— BEGIN —
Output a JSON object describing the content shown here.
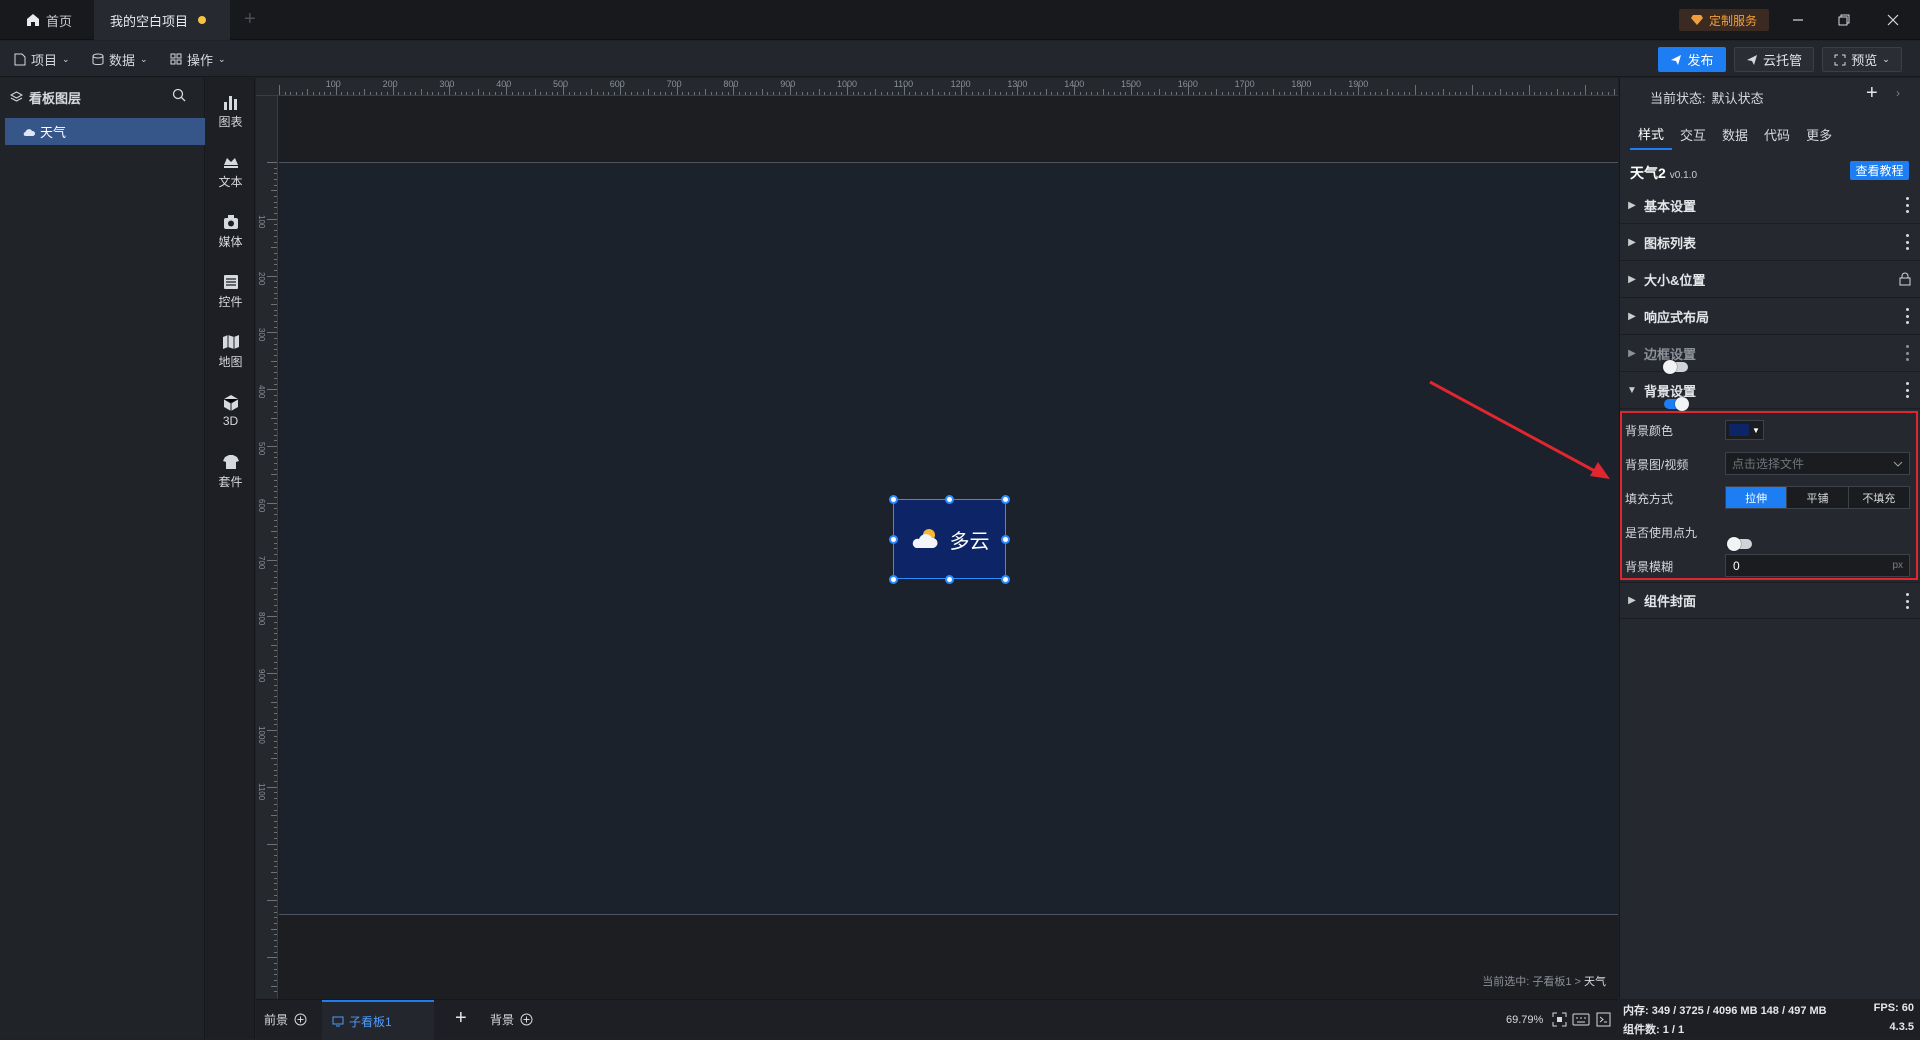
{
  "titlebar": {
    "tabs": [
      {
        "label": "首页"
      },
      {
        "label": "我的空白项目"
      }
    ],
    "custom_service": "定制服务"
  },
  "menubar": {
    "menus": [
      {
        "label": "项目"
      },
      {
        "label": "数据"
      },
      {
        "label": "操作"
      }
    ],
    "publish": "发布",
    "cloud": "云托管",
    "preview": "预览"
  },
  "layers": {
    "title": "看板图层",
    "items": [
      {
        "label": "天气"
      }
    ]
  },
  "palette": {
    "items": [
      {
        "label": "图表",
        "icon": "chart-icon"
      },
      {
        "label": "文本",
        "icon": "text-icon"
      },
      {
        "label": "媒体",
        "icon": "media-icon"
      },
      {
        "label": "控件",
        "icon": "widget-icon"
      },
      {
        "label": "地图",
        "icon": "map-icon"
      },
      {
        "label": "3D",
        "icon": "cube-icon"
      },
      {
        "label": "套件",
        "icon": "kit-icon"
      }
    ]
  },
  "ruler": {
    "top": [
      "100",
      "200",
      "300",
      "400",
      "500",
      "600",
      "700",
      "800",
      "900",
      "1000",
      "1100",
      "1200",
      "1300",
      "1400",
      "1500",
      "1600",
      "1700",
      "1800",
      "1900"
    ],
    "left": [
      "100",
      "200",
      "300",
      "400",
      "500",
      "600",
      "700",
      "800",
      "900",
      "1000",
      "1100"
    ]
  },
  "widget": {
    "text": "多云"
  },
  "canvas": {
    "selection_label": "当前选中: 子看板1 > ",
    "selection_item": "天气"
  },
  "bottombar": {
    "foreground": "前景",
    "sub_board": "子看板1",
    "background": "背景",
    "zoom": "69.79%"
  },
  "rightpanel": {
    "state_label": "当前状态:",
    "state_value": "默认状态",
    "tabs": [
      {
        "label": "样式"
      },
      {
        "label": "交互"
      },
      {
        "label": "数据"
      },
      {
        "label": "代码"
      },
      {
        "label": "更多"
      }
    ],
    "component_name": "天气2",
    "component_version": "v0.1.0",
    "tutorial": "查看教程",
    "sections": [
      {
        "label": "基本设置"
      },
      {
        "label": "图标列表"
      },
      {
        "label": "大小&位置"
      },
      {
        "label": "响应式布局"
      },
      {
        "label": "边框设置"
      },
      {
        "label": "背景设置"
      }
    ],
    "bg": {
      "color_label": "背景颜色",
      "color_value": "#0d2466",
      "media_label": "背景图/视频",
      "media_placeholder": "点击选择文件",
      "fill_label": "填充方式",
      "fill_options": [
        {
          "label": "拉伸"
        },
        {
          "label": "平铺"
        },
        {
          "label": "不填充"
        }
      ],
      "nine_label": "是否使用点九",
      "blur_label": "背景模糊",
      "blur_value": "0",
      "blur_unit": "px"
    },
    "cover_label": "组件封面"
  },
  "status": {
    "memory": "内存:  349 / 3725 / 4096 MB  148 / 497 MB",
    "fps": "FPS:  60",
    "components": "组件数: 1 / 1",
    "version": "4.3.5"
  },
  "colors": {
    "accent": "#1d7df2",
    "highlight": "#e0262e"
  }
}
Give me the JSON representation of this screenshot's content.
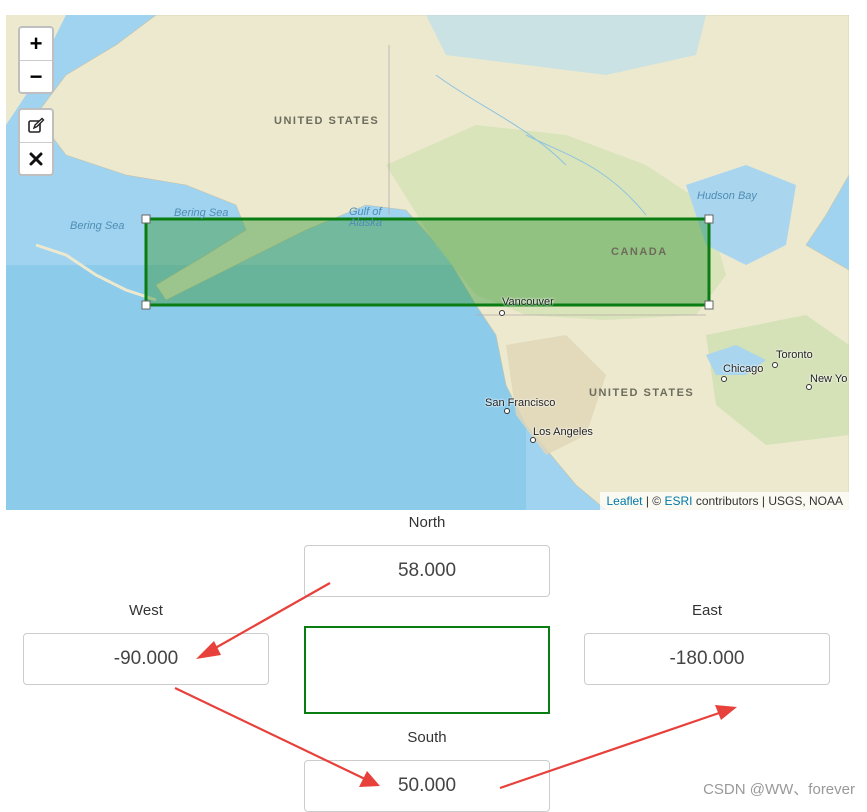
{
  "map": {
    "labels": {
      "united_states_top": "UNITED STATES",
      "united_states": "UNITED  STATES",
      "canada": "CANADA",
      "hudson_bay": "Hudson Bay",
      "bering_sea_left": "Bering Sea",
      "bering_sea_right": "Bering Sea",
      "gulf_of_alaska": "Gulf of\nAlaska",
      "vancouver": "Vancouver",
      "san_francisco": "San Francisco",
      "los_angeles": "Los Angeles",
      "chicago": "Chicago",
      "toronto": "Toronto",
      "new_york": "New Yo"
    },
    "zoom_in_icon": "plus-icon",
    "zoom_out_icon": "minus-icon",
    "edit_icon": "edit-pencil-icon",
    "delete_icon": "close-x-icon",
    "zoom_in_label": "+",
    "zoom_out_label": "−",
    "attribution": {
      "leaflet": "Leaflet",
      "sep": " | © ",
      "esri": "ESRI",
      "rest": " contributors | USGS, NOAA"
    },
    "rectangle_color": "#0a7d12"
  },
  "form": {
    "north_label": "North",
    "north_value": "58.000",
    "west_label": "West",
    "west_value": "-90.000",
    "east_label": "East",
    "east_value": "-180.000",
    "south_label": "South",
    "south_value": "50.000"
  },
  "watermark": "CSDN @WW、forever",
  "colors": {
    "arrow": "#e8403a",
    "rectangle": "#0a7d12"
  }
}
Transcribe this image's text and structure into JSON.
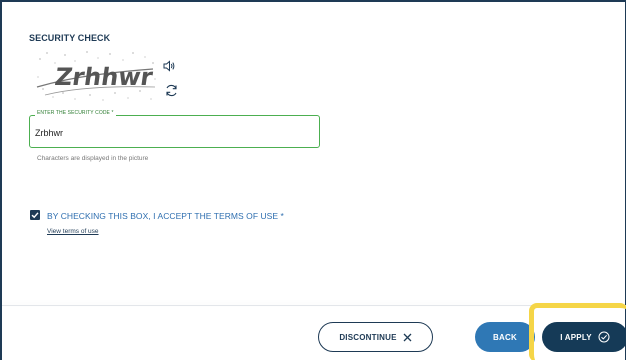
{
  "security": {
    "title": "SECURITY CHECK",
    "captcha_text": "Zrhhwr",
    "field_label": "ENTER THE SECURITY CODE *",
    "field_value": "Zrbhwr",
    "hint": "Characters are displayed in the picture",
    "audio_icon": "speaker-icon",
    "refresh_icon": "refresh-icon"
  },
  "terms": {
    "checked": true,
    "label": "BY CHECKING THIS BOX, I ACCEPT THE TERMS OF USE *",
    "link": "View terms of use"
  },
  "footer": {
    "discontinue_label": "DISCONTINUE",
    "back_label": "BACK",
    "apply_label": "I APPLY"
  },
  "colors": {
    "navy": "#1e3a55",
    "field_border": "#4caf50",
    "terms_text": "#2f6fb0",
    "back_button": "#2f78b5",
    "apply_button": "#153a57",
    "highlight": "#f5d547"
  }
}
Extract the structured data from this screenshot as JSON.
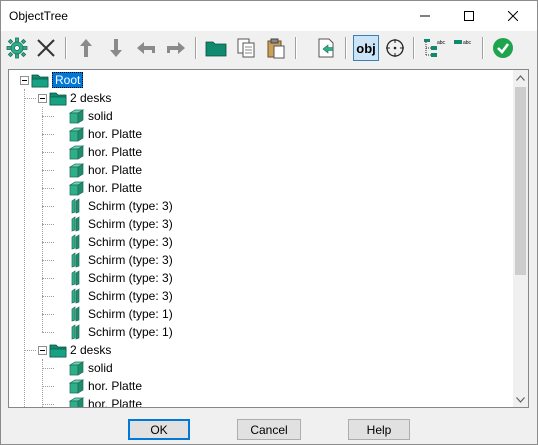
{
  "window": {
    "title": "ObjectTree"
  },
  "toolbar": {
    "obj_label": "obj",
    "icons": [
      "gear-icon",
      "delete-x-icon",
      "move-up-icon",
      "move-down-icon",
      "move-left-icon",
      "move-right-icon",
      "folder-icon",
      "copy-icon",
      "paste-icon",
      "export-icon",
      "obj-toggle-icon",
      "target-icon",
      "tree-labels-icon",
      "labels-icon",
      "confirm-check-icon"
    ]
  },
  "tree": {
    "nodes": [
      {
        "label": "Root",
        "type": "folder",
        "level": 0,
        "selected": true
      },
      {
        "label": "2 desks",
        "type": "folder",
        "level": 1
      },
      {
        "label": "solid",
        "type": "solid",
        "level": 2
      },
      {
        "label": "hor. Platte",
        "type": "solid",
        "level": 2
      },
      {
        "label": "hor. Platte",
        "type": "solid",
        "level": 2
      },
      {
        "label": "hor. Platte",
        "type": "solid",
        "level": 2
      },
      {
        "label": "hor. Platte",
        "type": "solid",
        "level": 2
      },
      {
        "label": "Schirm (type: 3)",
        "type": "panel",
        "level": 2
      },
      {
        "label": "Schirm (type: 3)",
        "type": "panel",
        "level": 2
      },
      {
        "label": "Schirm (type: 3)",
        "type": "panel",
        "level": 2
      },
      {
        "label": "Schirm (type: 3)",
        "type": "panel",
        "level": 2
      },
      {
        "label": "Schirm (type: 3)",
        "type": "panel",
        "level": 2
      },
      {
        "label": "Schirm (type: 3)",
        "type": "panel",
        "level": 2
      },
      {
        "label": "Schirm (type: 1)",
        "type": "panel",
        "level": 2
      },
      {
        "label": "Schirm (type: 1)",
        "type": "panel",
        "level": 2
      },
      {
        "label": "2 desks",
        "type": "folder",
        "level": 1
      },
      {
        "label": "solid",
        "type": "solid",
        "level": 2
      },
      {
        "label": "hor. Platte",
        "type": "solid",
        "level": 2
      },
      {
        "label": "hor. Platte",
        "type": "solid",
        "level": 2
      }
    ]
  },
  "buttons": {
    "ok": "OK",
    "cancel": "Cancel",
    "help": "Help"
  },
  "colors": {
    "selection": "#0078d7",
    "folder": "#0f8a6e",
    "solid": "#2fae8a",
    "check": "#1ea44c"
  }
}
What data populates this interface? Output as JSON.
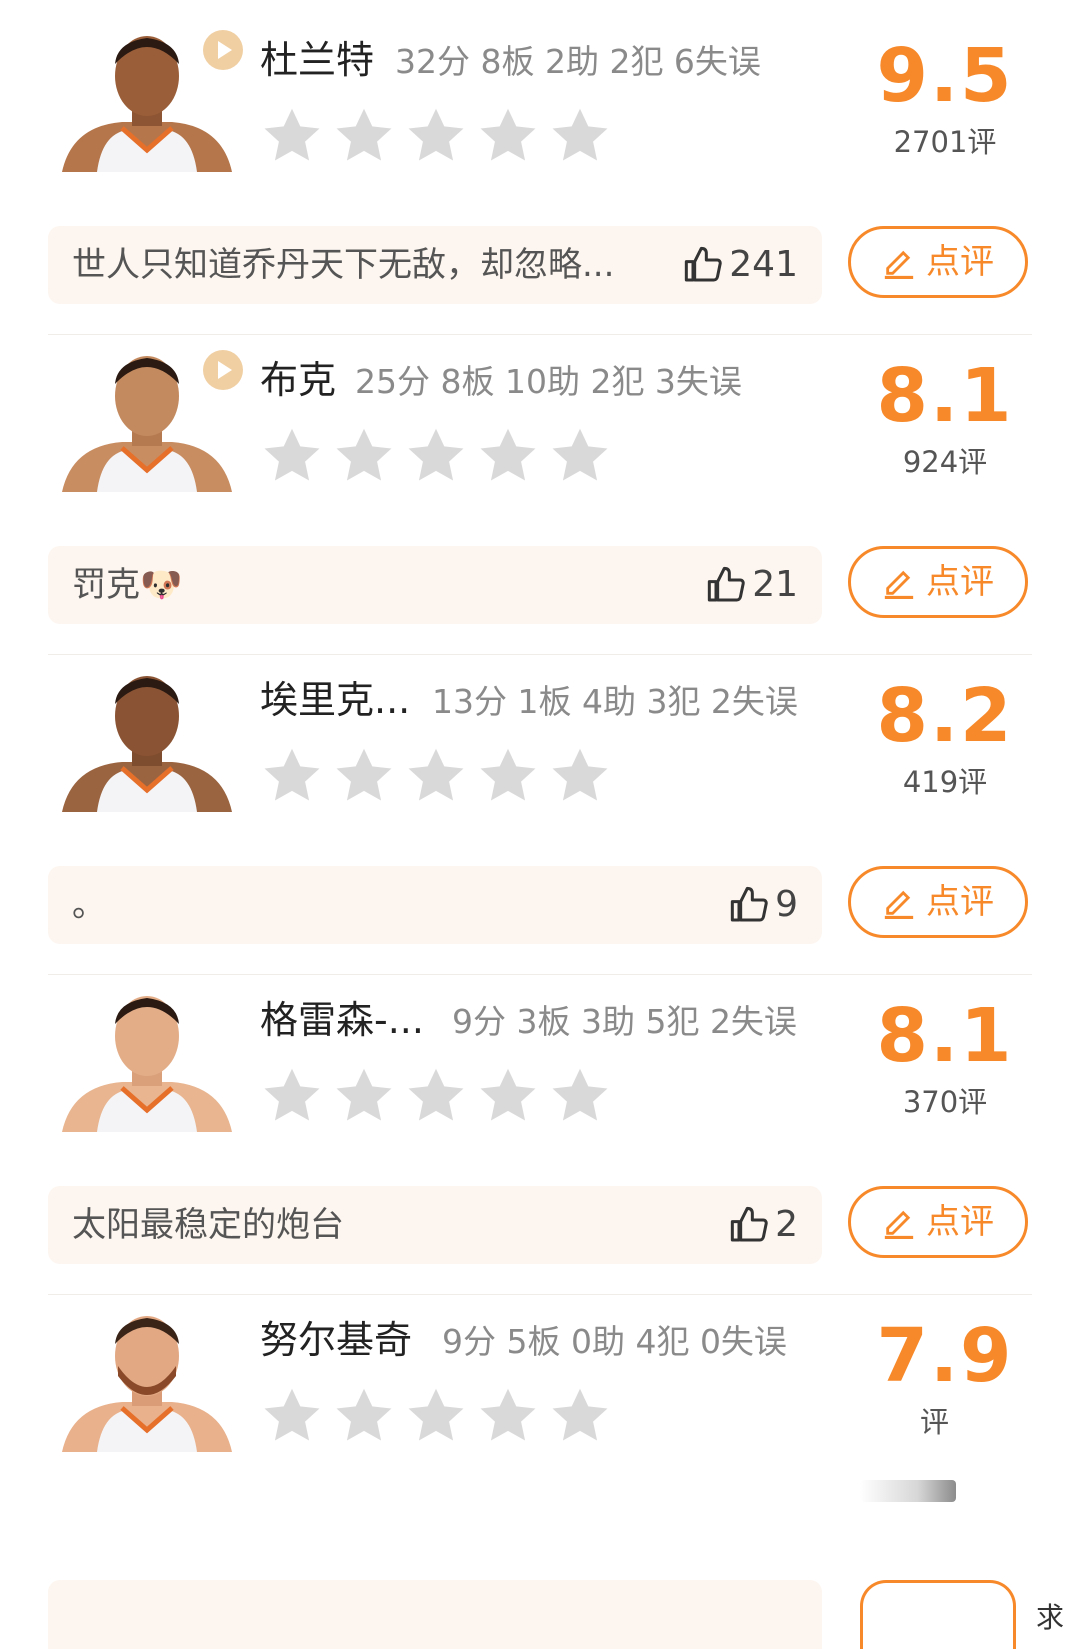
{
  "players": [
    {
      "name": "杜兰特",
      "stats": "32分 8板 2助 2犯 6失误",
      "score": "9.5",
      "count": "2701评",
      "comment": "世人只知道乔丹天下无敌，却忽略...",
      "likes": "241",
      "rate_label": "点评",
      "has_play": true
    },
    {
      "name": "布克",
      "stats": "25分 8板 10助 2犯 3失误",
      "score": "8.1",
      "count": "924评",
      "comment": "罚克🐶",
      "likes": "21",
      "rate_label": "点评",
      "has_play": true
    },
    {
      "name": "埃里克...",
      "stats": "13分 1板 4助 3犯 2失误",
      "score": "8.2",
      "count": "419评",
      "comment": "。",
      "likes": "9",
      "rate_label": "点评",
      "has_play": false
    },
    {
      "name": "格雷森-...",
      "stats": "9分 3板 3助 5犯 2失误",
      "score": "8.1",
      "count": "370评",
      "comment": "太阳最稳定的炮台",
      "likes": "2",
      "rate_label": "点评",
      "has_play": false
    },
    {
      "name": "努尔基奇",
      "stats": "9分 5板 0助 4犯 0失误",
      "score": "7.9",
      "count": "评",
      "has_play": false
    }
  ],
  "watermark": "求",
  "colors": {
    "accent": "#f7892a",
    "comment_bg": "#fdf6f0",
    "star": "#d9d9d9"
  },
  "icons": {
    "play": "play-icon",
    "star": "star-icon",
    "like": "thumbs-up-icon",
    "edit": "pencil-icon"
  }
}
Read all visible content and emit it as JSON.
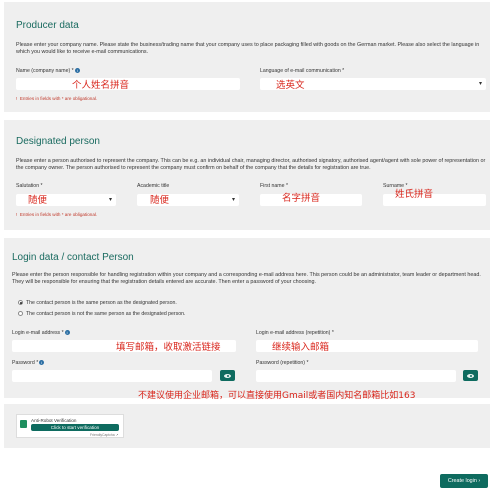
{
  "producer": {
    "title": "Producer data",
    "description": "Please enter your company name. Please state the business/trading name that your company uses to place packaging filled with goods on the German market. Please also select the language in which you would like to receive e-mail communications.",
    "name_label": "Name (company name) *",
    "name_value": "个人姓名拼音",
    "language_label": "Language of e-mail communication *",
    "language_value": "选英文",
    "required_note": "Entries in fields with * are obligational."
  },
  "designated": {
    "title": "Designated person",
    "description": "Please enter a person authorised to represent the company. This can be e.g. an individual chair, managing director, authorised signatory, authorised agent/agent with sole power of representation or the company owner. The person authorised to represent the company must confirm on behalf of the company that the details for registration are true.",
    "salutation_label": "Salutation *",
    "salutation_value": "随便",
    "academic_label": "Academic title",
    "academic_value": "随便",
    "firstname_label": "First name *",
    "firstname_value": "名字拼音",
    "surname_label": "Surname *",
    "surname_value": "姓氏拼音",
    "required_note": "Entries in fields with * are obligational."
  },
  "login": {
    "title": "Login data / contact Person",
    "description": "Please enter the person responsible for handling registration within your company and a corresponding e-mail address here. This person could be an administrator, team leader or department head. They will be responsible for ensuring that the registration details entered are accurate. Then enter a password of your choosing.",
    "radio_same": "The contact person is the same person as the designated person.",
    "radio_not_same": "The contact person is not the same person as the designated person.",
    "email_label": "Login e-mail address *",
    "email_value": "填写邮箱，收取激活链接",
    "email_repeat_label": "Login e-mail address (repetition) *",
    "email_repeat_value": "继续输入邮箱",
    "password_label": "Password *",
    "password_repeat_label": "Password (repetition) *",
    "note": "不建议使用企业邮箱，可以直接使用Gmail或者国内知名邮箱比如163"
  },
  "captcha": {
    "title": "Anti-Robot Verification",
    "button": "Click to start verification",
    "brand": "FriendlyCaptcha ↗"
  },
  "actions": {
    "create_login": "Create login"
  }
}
— END —
### EXERCISE OBJECTIVE:
Of the lines in the material, how many contain the word "edit"? Reply with the number and nothing else.

### PROBLEM SOLUTION:
2